Aim: From the records below, pull each line that has "logo".

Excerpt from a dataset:
· · ·

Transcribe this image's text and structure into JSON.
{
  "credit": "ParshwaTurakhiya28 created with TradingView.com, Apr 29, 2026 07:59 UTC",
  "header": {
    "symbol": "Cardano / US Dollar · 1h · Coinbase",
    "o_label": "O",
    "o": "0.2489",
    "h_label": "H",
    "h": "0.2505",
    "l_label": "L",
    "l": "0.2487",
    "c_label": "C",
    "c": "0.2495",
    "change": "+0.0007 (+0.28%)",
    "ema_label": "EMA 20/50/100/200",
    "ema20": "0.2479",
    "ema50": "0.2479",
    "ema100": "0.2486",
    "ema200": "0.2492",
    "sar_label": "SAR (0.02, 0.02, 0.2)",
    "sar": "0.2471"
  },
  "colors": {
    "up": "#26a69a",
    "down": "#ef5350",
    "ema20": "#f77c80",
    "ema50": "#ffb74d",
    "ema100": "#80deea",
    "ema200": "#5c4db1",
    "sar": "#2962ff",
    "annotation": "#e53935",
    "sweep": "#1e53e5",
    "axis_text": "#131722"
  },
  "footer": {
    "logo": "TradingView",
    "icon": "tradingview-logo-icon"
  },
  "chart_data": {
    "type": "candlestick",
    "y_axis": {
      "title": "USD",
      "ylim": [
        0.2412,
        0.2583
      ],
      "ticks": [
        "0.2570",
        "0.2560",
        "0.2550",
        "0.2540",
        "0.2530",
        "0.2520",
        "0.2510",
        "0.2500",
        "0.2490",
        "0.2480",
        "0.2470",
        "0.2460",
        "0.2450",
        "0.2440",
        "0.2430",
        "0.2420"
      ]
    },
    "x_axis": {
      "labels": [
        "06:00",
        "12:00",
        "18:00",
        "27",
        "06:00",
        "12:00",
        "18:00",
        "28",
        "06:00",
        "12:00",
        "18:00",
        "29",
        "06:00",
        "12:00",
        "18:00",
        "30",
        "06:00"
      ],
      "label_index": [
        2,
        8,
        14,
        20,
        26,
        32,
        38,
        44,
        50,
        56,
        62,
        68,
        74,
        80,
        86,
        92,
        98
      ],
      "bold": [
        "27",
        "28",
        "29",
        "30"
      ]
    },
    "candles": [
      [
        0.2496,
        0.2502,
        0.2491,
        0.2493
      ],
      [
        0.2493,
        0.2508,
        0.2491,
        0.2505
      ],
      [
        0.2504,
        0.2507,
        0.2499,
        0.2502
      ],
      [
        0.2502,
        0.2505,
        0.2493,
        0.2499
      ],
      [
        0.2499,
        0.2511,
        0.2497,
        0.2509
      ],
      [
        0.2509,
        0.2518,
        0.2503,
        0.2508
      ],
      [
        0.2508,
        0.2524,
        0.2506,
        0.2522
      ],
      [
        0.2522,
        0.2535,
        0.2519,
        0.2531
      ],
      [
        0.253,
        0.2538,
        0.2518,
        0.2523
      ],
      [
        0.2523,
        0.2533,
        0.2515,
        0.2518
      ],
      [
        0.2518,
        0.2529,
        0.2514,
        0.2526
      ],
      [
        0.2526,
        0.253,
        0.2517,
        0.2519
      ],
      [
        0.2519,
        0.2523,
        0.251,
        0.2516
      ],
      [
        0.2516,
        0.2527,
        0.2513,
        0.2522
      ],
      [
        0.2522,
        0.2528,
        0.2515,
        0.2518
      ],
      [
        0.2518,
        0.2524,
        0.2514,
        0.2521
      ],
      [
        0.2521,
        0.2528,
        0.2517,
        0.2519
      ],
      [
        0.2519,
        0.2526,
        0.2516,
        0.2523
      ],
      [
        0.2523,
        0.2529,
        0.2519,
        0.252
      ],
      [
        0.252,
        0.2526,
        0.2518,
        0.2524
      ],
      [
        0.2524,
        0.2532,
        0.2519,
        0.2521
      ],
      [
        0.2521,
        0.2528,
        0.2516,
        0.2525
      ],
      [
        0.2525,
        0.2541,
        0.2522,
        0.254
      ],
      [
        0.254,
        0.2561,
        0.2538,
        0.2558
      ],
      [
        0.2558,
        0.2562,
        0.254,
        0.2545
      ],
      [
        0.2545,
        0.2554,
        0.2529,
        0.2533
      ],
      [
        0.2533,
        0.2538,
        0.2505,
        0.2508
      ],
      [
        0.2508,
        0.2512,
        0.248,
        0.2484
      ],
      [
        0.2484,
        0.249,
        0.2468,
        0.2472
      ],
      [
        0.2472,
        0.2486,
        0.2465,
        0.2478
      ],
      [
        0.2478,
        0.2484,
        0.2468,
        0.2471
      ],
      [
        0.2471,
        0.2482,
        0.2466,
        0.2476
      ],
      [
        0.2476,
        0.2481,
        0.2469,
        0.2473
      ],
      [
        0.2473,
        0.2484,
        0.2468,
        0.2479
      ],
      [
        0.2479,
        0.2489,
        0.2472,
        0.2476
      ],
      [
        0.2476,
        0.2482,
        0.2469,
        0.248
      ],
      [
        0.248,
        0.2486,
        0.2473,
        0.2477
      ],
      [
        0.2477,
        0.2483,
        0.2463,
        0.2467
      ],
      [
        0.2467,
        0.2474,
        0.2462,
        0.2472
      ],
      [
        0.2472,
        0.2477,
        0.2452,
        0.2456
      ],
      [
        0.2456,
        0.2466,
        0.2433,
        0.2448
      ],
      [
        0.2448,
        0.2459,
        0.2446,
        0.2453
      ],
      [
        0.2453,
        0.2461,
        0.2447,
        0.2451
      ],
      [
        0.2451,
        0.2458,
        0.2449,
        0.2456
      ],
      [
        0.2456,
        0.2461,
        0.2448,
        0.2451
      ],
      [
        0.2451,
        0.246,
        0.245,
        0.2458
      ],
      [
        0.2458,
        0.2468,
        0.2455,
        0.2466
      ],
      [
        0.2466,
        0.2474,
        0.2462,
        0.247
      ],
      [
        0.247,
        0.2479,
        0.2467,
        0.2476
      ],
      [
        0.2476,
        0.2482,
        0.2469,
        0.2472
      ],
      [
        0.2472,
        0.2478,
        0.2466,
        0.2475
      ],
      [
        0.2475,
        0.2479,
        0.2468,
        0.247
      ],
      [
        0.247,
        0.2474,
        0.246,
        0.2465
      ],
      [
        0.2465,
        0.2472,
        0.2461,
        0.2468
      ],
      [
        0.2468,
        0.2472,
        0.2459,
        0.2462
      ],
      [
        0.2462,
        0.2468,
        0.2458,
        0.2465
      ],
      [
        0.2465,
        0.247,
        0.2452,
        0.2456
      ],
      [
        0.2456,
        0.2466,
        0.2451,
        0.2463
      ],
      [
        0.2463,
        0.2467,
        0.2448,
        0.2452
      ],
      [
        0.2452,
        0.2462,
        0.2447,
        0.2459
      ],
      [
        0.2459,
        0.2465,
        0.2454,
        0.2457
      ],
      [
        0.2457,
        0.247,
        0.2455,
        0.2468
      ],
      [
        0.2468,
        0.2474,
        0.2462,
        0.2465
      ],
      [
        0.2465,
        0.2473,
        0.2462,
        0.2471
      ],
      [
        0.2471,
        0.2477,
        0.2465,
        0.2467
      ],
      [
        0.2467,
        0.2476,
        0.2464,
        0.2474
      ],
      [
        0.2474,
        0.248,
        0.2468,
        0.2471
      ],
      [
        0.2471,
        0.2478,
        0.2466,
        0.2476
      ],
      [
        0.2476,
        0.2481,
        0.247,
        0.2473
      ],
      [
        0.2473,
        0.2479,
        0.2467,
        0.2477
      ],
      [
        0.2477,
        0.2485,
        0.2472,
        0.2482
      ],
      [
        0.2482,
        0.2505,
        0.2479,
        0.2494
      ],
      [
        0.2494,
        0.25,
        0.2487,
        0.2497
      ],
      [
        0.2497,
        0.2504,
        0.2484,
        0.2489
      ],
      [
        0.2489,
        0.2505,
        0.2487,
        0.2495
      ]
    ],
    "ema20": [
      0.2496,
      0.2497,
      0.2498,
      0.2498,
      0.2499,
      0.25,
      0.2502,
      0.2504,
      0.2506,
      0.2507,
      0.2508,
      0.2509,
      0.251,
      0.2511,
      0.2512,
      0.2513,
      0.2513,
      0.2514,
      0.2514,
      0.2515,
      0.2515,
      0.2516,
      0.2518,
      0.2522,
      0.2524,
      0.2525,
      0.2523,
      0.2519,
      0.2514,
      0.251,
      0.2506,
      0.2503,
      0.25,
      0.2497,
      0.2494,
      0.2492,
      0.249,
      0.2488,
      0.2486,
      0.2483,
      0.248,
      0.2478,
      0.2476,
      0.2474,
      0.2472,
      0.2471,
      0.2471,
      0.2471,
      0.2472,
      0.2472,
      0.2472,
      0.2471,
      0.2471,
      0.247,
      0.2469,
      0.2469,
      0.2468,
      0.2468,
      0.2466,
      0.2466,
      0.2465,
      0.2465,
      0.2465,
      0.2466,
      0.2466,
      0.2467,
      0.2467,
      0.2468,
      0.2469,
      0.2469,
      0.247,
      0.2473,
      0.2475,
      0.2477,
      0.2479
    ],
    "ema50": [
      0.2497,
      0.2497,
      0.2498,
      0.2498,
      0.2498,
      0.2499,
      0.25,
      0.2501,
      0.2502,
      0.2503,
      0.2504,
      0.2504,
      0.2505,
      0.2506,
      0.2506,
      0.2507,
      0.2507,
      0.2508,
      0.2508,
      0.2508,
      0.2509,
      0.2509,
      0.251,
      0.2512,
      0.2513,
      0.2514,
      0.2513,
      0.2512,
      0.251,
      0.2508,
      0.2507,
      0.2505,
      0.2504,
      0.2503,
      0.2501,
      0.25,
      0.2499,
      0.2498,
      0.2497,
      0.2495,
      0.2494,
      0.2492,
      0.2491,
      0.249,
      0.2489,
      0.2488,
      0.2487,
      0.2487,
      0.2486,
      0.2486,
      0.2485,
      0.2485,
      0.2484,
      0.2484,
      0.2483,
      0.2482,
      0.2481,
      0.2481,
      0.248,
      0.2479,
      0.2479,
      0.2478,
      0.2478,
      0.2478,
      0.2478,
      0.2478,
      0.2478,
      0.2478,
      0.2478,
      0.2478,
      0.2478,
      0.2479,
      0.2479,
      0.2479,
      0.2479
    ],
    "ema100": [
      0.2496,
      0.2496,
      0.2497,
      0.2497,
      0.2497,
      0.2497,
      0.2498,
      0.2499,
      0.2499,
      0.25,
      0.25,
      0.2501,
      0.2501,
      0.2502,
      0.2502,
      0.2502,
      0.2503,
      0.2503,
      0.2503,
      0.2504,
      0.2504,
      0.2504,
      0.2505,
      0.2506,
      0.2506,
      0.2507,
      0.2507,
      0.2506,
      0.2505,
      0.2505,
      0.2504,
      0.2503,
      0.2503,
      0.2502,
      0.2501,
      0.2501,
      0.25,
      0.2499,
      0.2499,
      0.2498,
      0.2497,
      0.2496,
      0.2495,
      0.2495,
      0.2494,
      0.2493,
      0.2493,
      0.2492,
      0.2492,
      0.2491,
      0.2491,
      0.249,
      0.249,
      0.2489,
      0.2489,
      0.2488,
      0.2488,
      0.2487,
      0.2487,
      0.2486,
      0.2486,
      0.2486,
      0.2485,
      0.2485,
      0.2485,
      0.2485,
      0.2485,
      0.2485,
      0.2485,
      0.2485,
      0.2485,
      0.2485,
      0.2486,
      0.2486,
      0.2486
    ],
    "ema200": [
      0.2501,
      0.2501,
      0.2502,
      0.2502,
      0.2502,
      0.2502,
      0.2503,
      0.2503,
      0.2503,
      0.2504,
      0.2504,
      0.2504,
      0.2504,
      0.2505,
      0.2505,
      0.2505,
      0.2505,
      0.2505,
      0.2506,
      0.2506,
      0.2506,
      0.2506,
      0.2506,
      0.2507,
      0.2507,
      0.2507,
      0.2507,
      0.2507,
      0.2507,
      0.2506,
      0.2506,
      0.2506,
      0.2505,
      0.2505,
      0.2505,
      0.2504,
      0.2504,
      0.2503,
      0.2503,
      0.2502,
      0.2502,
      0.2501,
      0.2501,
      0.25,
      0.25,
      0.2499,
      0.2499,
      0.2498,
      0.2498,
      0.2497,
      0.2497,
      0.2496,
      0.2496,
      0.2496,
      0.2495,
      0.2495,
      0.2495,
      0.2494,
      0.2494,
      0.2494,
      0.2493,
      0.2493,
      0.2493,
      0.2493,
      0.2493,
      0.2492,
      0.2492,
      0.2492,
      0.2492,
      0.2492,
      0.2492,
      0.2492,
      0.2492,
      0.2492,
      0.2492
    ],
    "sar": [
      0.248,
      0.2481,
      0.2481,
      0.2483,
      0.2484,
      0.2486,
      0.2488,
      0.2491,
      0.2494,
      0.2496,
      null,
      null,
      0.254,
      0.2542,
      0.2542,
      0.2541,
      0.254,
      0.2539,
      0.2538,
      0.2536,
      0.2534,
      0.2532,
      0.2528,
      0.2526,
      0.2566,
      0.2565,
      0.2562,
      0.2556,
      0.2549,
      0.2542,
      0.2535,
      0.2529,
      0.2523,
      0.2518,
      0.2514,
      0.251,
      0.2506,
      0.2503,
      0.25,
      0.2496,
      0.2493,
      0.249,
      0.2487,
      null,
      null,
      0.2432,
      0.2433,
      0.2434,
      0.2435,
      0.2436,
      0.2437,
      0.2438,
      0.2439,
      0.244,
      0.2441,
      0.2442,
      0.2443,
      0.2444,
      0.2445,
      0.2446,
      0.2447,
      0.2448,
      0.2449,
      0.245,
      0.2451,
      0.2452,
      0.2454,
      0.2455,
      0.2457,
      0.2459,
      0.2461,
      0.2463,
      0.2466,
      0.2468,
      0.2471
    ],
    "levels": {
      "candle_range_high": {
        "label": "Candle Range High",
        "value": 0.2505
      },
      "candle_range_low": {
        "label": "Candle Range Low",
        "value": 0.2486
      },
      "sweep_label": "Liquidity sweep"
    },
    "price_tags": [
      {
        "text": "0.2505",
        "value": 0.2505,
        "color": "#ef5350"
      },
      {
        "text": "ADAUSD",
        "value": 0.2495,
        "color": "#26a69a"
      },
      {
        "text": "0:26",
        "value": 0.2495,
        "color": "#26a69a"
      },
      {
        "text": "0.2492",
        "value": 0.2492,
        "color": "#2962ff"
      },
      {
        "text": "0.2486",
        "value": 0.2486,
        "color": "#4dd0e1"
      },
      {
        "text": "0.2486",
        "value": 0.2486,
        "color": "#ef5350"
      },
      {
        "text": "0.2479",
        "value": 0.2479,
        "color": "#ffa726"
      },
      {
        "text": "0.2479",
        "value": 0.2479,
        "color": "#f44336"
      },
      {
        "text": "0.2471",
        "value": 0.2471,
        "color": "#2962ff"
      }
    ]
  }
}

· · ·

Written solution:
    "logo": "TradingView",
    "icon": "tradingview-logo-icon"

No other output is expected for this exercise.